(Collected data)
——————————
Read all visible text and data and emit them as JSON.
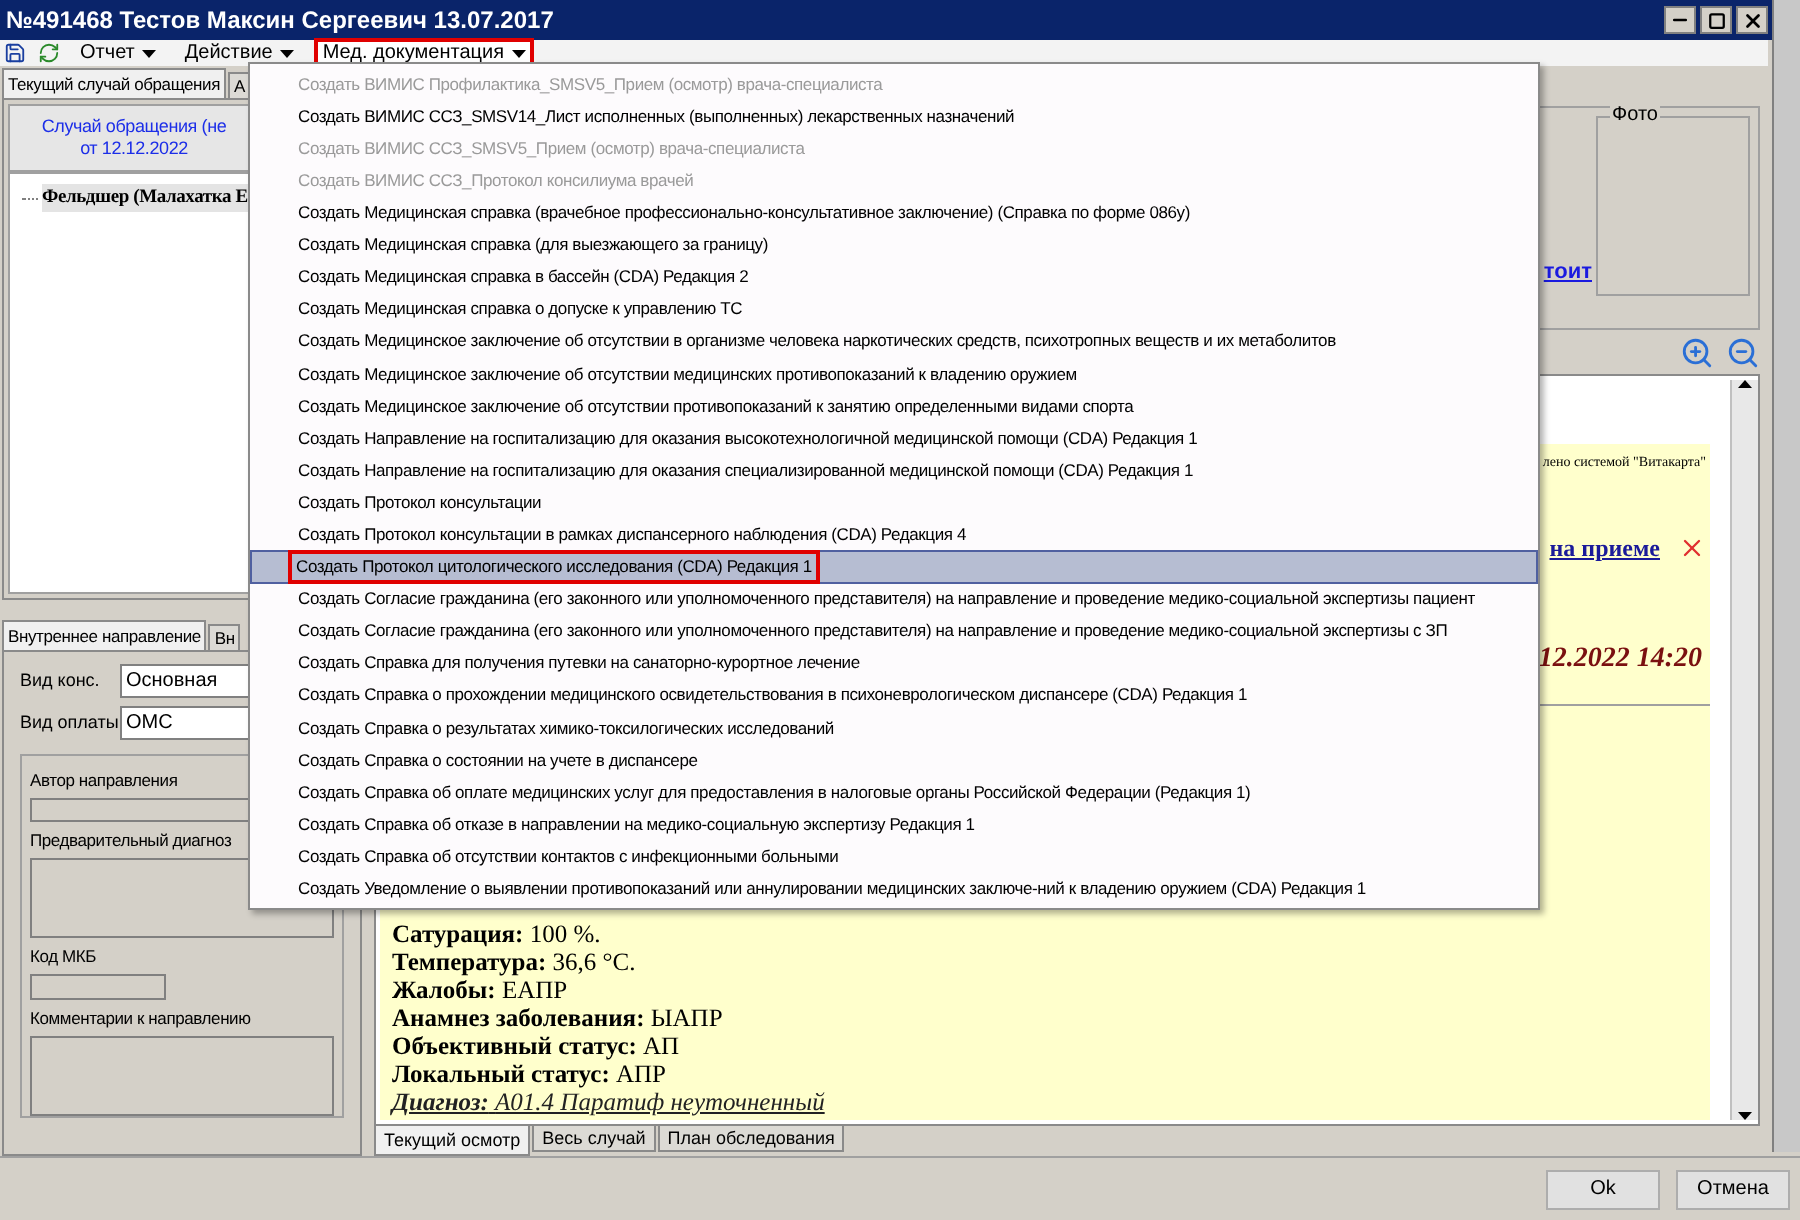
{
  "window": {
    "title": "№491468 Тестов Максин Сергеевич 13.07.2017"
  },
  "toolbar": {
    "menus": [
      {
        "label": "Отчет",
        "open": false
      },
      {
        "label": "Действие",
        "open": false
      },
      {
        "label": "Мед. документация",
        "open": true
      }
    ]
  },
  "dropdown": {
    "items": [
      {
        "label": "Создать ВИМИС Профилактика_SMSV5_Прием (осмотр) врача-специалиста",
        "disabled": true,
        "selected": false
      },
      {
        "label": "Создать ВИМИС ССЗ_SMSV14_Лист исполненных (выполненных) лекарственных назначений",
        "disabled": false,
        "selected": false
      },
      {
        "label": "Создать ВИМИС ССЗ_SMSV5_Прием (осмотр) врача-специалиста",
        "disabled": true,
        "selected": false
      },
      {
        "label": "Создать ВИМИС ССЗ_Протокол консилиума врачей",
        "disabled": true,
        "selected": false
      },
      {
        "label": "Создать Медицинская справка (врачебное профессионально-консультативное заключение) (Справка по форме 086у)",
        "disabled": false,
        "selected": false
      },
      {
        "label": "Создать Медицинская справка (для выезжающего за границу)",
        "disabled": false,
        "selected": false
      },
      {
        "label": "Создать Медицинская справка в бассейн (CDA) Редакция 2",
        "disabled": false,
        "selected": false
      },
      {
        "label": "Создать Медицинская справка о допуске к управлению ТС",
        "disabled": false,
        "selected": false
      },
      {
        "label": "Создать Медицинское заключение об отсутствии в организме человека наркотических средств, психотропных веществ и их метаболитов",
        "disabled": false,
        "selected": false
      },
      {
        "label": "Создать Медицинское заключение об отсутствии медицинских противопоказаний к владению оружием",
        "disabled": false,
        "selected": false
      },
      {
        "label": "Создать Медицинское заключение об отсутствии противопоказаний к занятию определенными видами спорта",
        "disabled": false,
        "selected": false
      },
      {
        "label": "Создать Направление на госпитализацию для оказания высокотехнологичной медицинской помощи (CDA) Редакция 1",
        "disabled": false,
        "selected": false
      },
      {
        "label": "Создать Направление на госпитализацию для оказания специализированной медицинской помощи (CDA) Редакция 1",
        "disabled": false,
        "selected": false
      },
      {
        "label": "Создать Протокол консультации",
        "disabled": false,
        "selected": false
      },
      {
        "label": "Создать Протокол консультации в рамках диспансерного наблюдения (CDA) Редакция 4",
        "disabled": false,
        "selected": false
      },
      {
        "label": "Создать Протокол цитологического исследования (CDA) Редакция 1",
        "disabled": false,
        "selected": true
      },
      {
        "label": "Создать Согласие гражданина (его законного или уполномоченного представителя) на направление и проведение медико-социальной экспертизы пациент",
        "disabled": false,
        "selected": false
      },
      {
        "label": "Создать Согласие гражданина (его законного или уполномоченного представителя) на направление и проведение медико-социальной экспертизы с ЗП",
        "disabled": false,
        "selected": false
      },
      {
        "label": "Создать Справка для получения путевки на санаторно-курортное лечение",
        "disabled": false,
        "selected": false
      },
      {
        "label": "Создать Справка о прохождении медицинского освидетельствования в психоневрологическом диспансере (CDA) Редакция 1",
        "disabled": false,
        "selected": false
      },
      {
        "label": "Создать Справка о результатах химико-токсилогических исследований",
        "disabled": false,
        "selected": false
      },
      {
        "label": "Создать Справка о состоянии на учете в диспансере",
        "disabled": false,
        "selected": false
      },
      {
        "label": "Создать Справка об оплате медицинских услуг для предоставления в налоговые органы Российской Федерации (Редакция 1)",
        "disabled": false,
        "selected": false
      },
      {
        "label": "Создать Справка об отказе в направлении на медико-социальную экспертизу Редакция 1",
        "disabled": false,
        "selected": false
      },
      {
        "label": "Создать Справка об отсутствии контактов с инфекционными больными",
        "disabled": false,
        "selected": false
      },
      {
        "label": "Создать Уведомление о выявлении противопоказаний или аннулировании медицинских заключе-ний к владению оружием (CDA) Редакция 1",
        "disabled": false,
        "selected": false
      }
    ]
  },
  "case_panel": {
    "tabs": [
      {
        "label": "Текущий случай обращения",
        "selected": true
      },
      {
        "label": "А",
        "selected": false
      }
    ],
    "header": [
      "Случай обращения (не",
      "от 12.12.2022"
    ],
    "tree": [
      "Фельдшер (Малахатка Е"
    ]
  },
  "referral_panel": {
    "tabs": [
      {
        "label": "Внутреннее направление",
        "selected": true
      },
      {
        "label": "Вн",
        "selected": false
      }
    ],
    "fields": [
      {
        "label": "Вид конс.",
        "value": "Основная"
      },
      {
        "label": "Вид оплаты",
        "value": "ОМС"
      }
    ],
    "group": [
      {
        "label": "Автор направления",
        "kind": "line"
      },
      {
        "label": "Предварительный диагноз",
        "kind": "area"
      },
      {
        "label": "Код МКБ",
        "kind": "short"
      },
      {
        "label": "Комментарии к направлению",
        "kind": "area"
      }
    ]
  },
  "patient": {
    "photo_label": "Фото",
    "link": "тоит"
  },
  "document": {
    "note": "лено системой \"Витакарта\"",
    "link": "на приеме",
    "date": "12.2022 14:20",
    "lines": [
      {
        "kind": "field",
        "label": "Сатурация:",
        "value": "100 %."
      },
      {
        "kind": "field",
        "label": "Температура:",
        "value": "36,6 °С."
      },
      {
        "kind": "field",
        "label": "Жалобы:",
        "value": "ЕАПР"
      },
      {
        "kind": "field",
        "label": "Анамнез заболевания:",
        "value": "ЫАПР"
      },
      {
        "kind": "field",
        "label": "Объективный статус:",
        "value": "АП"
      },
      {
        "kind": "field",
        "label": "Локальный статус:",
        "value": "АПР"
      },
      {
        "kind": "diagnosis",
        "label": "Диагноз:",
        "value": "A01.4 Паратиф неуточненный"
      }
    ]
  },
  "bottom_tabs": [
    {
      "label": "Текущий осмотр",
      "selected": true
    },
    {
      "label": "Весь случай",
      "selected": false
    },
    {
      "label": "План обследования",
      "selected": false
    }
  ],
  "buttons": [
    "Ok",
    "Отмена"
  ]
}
——————————
Show the lines of the data that hold the word "представителя".

* **THE COMPLETED TASK**:
        "label": "Создать Согласие гражданина (его законного или уполномоченного представителя) на направление и проведение медико-социальной экспертизы пациент",
        "label": "Создать Согласие гражданина (его законного или уполномоченного представителя) на направление и проведение медико-социальной экспертизы с ЗП",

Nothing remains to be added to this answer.